▶ **WHAT TO WORK ON**
Send back the records in full, character for character.

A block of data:

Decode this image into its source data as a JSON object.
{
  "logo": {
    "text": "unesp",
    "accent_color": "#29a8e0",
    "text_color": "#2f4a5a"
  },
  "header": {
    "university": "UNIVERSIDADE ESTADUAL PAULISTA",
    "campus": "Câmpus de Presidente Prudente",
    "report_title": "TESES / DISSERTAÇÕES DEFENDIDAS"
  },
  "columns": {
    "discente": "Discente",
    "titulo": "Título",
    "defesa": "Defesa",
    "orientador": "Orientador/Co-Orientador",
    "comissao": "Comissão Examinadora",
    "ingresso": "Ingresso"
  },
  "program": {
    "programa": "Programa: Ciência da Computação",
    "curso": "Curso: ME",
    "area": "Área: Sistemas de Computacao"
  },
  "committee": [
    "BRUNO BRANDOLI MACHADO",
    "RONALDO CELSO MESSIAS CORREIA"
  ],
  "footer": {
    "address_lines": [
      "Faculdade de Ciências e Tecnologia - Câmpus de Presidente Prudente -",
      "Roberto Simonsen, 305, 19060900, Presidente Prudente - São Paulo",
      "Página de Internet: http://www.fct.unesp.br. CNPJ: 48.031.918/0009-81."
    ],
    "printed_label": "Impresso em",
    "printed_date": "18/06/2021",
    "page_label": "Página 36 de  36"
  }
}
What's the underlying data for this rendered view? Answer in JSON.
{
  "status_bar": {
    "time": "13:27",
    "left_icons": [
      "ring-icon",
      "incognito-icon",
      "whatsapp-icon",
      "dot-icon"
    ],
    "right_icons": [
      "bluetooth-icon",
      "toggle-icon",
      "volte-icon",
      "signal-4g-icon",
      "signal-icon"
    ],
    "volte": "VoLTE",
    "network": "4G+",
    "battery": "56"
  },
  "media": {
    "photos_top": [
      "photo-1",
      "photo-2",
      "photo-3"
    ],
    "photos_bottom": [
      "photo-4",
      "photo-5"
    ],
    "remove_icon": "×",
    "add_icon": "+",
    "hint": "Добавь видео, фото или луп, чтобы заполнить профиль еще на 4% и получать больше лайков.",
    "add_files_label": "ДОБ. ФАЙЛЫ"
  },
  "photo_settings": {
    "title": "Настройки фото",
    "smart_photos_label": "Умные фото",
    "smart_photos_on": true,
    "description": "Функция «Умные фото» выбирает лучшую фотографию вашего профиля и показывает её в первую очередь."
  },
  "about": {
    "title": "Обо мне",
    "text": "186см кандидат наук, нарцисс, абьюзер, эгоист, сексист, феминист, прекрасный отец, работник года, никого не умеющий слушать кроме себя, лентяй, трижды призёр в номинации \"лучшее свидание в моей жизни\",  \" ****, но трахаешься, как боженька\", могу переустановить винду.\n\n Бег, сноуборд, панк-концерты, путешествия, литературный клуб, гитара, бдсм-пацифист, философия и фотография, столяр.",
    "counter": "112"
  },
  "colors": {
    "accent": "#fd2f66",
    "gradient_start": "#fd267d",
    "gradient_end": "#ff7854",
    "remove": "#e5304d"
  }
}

▶ **ANSWER TO THIS PROBLEM**
Decode this image into its source data as a JSON object.
{
  "logo": {
    "text": "unesp",
    "accent_color": "#29a8e0",
    "text_color": "#2f4a5a"
  },
  "header": {
    "university": "UNIVERSIDADE ESTADUAL PAULISTA",
    "campus": "Câmpus de Presidente Prudente",
    "report_title": "TESES / DISSERTAÇÕES DEFENDIDAS"
  },
  "columns": {
    "discente": "Discente",
    "titulo": "Título",
    "defesa": "Defesa",
    "orientador": "Orientador/Co-Orientador",
    "comissao": "Comissão Examinadora",
    "ingresso": "Ingresso"
  },
  "program": {
    "programa": "Programa: Ciência da Computação",
    "curso": "Curso: ME",
    "area": "Área: Sistemas de Computacao"
  },
  "committee": [
    "BRUNO BRANDOLI MACHADO",
    "RONALDO CELSO MESSIAS CORREIA"
  ],
  "footer": {
    "address_lines": [
      "Faculdade de Ciências e Tecnologia - Câmpus de Presidente Prudente -",
      "Roberto Simonsen, 305, 19060900, Presidente Prudente - São Paulo",
      "Página de Internet: http://www.fct.unesp.br. CNPJ: 48.031.918/0009-81."
    ],
    "printed_label": "Impresso em",
    "printed_date": "18/06/2021",
    "page_label": "Página 36 de  36"
  }
}
What's the underlying data for this rendered view? Answer in JSON.
{
  "status_bar": {
    "time": "13:27",
    "left_icons": [
      "ring-icon",
      "incognito-icon",
      "whatsapp-icon",
      "dot-icon"
    ],
    "right_icons": [
      "bluetooth-icon",
      "toggle-icon",
      "volte-icon",
      "signal-4g-icon",
      "signal-icon"
    ],
    "volte": "VoLTE",
    "network": "4G+",
    "battery": "56"
  },
  "media": {
    "photos_top": [
      "photo-1",
      "photo-2",
      "photo-3"
    ],
    "photos_bottom": [
      "photo-4",
      "photo-5"
    ],
    "remove_icon": "×",
    "add_icon": "+",
    "hint": "Добавь видео, фото или луп, чтобы заполнить профиль еще на 4% и получать больше лайков.",
    "add_files_label": "ДОБ. ФАЙЛЫ"
  },
  "photo_settings": {
    "title": "Настройки фото",
    "smart_photos_label": "Умные фото",
    "smart_photos_on": true,
    "description": "Функция «Умные фото» выбирает лучшую фотографию вашего профиля и показывает её в первую очередь."
  },
  "about": {
    "title": "Обо мне",
    "text": "186см кандидат наук, нарцисс, абьюзер, эгоист, сексист, феминист, прекрасный отец, работник года, никого не умеющий слушать кроме себя, лентяй, трижды призёр в номинации \"лучшее свидание в моей жизни\",  \" ****, но трахаешься, как боженька\", могу переустановить винду.\n\n Бег, сноуборд, панк-концерты, путешествия, литературный клуб, гитара, бдсм-пацифист, философия и фотография, столяр.",
    "counter": "112"
  },
  "colors": {
    "accent": "#fd2f66",
    "gradient_start": "#fd267d",
    "gradient_end": "#ff7854",
    "remove": "#e5304d"
  }
}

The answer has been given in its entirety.